__DIRECTIONS FOR THIS TASK__.
Pull each line containing "content" out of the data and copy it.

__RECORDED DATA__.
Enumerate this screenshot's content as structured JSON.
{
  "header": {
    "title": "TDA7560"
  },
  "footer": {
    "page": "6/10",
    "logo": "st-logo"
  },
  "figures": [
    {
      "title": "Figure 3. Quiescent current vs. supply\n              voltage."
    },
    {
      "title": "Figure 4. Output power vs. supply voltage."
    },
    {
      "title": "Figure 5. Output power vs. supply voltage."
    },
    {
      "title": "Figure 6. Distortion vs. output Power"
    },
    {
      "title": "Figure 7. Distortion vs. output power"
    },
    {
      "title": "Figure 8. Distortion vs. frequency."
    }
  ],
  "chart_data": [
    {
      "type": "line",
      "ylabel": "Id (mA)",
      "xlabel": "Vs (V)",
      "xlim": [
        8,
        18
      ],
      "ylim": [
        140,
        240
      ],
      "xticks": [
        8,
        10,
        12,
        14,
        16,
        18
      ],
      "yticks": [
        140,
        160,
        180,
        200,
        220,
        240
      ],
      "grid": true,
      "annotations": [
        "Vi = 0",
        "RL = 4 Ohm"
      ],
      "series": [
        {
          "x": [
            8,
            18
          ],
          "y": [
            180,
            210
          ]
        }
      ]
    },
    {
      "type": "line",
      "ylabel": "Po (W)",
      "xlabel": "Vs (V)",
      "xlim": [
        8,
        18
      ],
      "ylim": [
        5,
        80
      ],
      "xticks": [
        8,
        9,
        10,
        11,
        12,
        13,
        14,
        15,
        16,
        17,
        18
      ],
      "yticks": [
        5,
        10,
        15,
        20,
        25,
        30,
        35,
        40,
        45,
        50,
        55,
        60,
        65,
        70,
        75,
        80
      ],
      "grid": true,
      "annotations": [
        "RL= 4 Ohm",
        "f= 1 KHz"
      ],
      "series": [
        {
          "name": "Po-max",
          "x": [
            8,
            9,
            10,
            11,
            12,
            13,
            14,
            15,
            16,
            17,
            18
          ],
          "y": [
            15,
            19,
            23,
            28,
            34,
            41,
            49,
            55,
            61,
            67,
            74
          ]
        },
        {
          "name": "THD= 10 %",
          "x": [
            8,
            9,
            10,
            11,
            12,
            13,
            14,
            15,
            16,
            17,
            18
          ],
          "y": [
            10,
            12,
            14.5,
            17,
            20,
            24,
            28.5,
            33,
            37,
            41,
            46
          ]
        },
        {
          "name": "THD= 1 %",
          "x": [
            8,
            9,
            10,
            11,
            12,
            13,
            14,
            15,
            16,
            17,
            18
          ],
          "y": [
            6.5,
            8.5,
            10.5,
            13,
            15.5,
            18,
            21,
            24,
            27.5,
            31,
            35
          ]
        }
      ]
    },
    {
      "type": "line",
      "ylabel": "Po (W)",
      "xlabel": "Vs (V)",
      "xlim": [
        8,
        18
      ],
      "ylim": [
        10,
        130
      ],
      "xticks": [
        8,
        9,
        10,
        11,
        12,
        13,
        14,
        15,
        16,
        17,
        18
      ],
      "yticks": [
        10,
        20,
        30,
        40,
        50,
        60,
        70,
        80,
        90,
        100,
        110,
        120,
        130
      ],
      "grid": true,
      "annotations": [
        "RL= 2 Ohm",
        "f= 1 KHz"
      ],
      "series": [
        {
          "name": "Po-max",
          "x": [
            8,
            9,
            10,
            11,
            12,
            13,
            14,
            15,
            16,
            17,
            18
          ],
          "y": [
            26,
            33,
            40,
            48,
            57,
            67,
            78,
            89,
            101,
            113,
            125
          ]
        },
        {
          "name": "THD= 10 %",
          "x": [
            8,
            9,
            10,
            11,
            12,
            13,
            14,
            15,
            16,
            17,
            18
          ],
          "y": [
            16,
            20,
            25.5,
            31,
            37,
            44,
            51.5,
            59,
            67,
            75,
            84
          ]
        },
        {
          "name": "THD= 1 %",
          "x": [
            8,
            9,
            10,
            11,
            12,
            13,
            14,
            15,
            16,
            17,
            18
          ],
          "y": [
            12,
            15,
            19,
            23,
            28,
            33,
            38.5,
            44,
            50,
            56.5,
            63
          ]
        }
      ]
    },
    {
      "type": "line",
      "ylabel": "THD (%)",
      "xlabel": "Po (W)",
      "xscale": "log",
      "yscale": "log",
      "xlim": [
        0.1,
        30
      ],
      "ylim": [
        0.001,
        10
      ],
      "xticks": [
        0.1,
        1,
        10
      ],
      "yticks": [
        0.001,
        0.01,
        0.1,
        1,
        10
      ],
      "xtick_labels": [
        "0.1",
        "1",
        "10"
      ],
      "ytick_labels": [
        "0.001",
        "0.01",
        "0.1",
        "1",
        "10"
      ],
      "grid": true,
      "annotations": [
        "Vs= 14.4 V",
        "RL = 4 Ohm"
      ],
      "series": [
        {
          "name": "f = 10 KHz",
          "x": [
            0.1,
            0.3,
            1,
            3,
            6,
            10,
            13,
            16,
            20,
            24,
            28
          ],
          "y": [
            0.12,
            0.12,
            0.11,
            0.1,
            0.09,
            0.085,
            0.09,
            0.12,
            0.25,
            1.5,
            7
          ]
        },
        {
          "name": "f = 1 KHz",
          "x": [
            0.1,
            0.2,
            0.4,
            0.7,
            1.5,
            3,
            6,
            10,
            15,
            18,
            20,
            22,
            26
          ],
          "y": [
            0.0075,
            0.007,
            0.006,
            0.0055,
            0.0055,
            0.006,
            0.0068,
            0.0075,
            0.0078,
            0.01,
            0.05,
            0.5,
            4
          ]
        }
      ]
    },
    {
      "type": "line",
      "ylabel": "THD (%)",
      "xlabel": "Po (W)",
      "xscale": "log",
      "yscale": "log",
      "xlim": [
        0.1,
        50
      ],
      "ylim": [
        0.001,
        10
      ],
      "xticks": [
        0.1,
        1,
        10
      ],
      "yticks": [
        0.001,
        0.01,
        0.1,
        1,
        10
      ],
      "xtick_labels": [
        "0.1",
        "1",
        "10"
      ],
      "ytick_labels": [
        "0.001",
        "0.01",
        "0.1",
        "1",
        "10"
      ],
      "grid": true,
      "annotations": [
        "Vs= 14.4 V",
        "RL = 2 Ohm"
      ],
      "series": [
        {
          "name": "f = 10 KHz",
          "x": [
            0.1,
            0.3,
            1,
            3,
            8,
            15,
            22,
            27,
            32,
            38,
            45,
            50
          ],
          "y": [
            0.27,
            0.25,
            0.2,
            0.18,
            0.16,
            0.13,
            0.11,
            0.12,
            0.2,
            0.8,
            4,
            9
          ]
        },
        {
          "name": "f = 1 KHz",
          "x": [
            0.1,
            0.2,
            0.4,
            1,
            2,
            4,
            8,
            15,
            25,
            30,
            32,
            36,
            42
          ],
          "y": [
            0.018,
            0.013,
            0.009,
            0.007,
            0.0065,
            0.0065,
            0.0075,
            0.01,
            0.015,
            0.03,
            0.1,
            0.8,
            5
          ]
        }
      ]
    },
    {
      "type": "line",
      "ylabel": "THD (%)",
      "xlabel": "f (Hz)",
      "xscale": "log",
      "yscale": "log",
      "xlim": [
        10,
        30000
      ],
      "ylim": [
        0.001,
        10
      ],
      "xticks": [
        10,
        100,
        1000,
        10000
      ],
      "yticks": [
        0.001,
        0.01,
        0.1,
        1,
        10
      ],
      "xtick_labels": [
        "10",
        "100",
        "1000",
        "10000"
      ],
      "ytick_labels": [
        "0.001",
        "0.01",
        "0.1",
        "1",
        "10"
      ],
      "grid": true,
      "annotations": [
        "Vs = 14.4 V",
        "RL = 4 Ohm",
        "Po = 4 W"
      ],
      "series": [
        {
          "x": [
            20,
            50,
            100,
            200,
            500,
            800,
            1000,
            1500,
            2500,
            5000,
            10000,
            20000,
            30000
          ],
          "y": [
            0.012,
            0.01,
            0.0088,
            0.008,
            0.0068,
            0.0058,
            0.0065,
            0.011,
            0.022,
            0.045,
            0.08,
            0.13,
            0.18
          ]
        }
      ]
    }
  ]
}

==

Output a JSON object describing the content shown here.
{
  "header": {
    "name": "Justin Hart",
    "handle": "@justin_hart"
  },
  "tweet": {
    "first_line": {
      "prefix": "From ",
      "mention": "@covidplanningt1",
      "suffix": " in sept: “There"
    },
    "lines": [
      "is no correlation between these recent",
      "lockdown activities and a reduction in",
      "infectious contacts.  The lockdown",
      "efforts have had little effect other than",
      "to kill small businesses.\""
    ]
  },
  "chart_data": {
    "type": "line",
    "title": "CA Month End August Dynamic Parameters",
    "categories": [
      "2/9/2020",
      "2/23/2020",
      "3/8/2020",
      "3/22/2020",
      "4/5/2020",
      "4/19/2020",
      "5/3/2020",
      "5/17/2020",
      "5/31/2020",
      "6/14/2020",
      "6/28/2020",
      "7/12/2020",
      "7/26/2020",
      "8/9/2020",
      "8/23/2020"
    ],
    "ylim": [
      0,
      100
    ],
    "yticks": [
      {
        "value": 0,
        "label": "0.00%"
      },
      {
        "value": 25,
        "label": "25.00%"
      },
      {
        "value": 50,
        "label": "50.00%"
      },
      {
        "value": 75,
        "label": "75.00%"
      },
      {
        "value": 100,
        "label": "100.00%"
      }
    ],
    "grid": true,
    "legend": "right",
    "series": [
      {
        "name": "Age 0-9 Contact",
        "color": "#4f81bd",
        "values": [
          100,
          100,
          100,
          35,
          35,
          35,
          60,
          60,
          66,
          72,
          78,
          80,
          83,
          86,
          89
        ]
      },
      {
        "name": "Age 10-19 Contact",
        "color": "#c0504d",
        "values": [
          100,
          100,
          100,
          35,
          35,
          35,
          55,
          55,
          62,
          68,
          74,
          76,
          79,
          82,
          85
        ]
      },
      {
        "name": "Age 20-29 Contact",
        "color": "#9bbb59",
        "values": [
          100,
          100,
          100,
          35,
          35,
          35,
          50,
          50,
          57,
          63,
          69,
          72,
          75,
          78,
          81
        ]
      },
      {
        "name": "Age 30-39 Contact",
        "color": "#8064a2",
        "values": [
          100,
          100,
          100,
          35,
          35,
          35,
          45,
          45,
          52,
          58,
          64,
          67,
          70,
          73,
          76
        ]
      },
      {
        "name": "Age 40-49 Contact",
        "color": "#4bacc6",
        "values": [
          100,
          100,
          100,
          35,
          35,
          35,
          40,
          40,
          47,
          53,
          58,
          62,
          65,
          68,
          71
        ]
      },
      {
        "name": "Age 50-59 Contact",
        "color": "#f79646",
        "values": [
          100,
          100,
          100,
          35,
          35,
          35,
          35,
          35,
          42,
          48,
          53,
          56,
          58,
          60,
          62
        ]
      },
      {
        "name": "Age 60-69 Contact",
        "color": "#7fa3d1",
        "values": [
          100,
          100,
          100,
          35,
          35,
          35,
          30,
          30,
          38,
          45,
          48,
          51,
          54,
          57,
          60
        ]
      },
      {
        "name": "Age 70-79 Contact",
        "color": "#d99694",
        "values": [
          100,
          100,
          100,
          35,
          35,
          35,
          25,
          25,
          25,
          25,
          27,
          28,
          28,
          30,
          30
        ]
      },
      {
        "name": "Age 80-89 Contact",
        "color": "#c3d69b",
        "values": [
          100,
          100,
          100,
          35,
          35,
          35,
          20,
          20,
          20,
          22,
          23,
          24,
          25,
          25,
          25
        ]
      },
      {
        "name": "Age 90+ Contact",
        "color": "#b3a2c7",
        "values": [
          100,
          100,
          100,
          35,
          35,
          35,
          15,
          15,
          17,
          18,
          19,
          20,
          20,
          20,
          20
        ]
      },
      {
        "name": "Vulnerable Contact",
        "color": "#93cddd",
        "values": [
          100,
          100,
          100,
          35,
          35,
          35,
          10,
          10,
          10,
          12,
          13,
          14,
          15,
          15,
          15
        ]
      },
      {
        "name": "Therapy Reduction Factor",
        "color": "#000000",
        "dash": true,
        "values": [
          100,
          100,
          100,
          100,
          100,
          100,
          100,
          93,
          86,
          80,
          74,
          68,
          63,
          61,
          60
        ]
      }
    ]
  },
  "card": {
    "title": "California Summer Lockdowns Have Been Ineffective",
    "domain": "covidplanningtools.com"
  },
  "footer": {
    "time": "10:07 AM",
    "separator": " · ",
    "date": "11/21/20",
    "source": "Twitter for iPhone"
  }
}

__REPLY TO THE TASK__.
Enumerate this screenshot's content as structured JSON.
Output a JSON object describing the content shown here.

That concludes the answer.